# What the task requires:
Give back the whole listing exactly as shown.

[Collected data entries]

------------------------------------------------

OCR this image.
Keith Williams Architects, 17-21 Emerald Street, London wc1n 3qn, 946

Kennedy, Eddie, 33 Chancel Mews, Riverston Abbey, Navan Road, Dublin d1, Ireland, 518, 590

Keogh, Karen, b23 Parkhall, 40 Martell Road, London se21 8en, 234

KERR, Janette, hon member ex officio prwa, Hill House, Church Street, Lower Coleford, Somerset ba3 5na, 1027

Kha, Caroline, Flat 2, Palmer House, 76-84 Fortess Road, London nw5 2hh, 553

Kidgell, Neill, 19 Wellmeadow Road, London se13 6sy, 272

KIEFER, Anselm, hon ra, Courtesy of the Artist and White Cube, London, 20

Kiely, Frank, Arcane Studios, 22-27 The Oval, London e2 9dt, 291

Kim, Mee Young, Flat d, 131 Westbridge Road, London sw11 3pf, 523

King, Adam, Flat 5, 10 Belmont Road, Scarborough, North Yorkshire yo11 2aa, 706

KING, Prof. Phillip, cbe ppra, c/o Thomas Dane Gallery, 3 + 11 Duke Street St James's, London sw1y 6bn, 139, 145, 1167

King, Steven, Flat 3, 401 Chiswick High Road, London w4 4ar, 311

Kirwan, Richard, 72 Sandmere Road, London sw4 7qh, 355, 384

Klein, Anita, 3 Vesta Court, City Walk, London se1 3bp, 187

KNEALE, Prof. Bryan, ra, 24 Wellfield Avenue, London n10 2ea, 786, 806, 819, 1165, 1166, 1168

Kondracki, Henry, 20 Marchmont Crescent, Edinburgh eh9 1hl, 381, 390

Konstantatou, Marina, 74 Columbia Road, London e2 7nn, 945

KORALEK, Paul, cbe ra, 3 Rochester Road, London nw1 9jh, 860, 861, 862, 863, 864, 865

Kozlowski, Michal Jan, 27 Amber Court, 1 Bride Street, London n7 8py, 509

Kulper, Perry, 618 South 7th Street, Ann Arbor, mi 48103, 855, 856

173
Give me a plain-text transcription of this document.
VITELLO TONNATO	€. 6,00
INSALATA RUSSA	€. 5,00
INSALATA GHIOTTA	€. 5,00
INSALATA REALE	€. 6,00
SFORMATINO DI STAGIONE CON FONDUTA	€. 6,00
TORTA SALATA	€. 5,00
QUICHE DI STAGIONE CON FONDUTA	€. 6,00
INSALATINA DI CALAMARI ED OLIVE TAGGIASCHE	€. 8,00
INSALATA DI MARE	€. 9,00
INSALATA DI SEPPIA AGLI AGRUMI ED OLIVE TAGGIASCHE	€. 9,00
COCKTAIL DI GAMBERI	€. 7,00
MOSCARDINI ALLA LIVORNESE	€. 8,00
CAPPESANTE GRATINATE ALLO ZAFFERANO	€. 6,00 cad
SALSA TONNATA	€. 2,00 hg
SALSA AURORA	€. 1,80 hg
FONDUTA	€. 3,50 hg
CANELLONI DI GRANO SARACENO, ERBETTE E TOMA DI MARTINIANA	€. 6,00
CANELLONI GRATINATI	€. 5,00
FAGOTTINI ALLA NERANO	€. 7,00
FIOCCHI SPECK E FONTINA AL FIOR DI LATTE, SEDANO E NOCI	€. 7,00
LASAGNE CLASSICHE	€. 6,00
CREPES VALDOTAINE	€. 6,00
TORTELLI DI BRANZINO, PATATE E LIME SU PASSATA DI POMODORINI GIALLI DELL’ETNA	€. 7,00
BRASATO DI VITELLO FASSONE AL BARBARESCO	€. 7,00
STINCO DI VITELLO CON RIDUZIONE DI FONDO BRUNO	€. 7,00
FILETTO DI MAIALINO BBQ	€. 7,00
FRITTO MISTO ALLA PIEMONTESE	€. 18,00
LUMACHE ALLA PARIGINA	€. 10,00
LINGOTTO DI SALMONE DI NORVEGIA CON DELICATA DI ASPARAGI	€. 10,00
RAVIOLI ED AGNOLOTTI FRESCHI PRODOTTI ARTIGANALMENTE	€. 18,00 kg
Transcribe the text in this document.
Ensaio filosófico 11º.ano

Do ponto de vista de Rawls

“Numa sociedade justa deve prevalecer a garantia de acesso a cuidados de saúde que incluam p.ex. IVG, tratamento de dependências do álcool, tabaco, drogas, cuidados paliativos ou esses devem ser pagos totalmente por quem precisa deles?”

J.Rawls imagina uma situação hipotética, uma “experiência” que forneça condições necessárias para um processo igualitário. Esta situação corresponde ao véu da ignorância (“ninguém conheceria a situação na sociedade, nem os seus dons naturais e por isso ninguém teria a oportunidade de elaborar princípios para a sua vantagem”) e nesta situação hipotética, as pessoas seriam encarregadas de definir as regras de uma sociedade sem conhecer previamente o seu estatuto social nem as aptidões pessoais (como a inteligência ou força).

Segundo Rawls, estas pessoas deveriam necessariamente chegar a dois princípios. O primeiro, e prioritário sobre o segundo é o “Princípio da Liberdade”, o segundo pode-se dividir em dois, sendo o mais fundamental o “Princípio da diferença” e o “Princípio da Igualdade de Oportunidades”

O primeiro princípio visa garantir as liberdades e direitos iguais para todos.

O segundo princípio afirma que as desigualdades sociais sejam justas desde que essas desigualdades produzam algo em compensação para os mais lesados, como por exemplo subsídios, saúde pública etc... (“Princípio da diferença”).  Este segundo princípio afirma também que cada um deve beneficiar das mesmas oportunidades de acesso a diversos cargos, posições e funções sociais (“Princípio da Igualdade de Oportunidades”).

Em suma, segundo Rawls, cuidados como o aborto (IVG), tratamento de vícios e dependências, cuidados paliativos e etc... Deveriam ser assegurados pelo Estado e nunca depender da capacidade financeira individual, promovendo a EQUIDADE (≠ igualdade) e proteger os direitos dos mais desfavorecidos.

------------------------------------------------

# Finished exercise:
OCR this image.
Keith Williams Architects, 17-21 Emerald Street, London wc1n 3qn, 946

Kennedy, Eddie, 33 Chancel Mews, Riverston Abbey, Navan Road, Dublin d1, Ireland, 518, 590

Keogh, Karen, b23 Parkhall, 40 Martell Road, London se21 8en, 234

KERR, Janette, hon member ex officio prwa, Hill House, Church Street, Lower Coleford, Somerset ba3 5na, 1027

Kha, Caroline, Flat 2, Palmer House, 76-84 Fortess Road, London nw5 2hh, 553

Kidgell, Neill, 19 Wellmeadow Road, London se13 6sy, 272

KIEFER, Anselm, hon ra, Courtesy of the Artist and White Cube, London, 20

Kiely, Frank, Arcane Studios, 22-27 The Oval, London e2 9dt, 291

Kim, Mee Young, Flat d, 131 Westbridge Road, London sw11 3pf, 523

King, Adam, Flat 5, 10 Belmont Road, Scarborough, North Yorkshire yo11 2aa, 706

KING, Prof. Phillip, cbe ppra, c/o Thomas Dane Gallery, 3 + 11 Duke Street St James's, London sw1y 6bn, 139, 145, 1167

King, Steven, Flat 3, 401 Chiswick High Road, London w4 4ar, 311

Kirwan, Richard, 72 Sandmere Road, London sw4 7qh, 355, 384

Klein, Anita, 3 Vesta Court, City Walk, London se1 3bp, 187

KNEALE, Prof. Bryan, ra, 24 Wellfield Avenue, London n10 2ea, 786, 806, 819, 1165, 1166, 1168

Kondracki, Henry, 20 Marchmont Crescent, Edinburgh eh9 1hl, 381, 390

Konstantatou, Marina, 74 Columbia Road, London e2 7nn, 945

KORALEK, Paul, cbe ra, 3 Rochester Road, London nw1 9jh, 860, 861, 862, 863, 864, 865

Kozlowski, Michal Jan, 27 Amber Court, 1 Bride Street, London n7 8py, 509

Kulper, Perry, 618 South 7th Street, Ann Arbor, mi 48103, 855, 856

173
Give me a plain-text transcription of this document.
VITELLO TONNATO	€. 6,00
INSALATA RUSSA	€. 5,00
INSALATA GHIOTTA	€. 5,00
INSALATA REALE	€. 6,00
SFORMATINO DI STAGIONE CON FONDUTA	€. 6,00
TORTA SALATA	€. 5,00
QUICHE DI STAGIONE CON FONDUTA	€. 6,00
INSALATINA DI CALAMARI ED OLIVE TAGGIASCHE	€. 8,00
INSALATA DI MARE	€. 9,00
INSALATA DI SEPPIA AGLI AGRUMI ED OLIVE TAGGIASCHE	€. 9,00
COCKTAIL DI GAMBERI	€. 7,00
MOSCARDINI ALLA LIVORNESE	€. 8,00
CAPPESANTE GRATINATE ALLO ZAFFERANO	€. 6,00 cad
SALSA TONNATA	€. 2,00 hg
SALSA AURORA	€. 1,80 hg
FONDUTA	€. 3,50 hg
CANELLONI DI GRANO SARACENO, ERBETTE E TOMA DI MARTINIANA	€. 6,00
CANELLONI GRATINATI	€. 5,00
FAGOTTINI ALLA NERANO	€. 7,00
FIOCCHI SPECK E FONTINA AL FIOR DI LATTE, SEDANO E NOCI	€. 7,00
LASAGNE CLASSICHE	€. 6,00
CREPES VALDOTAINE	€. 6,00
TORTELLI DI BRANZINO, PATATE E LIME SU PASSATA DI POMODORINI GIALLI DELL’ETNA	€. 7,00
BRASATO DI VITELLO FASSONE AL BARBARESCO	€. 7,00
STINCO DI VITELLO CON RIDUZIONE DI FONDO BRUNO	€. 7,00
FILETTO DI MAIALINO BBQ	€. 7,00
FRITTO MISTO ALLA PIEMONTESE	€. 18,00
LUMACHE ALLA PARIGINA	€. 10,00
LINGOTTO DI SALMONE DI NORVEGIA CON DELICATA DI ASPARAGI	€. 10,00
RAVIOLI ED AGNOLOTTI FRESCHI PRODOTTI ARTIGANALMENTE	€. 18,00 kg
Transcribe the text in this document.
Ensaio filosófico 11º.ano

Do ponto de vista de Rawls

“Numa sociedade justa deve prevalecer a garantia de acesso a cuidados de saúde que incluam p.ex. IVG, tratamento de dependências do álcool, tabaco, drogas, cuidados paliativos ou esses devem ser pagos totalmente por quem precisa deles?”

J.Rawls imagina uma situação hipotética, uma “experiência” que forneça condições necessárias para um processo igualitário. Esta situação corresponde ao véu da ignorância (“ninguém conheceria a situação na sociedade, nem os seus dons naturais e por isso ninguém teria a oportunidade de elaborar princípios para a sua vantagem”) e nesta situação hipotética, as pessoas seriam encarregadas de definir as regras de uma sociedade sem conhecer previamente o seu estatuto social nem as aptidões pessoais (como a inteligência ou força).

Segundo Rawls, estas pessoas deveriam necessariamente chegar a dois princípios. O primeiro, e prioritário sobre o segundo é o “Princípio da Liberdade”, o segundo pode-se dividir em dois, sendo o mais fundamental o “Princípio da diferença” e o “Princípio da Igualdade de Oportunidades”

O primeiro princípio visa garantir as liberdades e direitos iguais para todos.

O segundo princípio afirma que as desigualdades sociais sejam justas desde que essas desigualdades produzam algo em compensação para os mais lesados, como por exemplo subsídios, saúde pública etc... (“Princípio da diferença”).  Este segundo princípio afirma também que cada um deve beneficiar das mesmas oportunidades de acesso a diversos cargos, posições e funções sociais (“Princípio da Igualdade de Oportunidades”).

Em suma, segundo Rawls, cuidados como o aborto (IVG), tratamento de vícios e dependências, cuidados paliativos e etc... Deveriam ser assegurados pelo Estado e nunca depender da capacidade financeira individual, promovendo a EQUIDADE (≠ igualdade) e proteger os direitos dos mais desfavorecidos.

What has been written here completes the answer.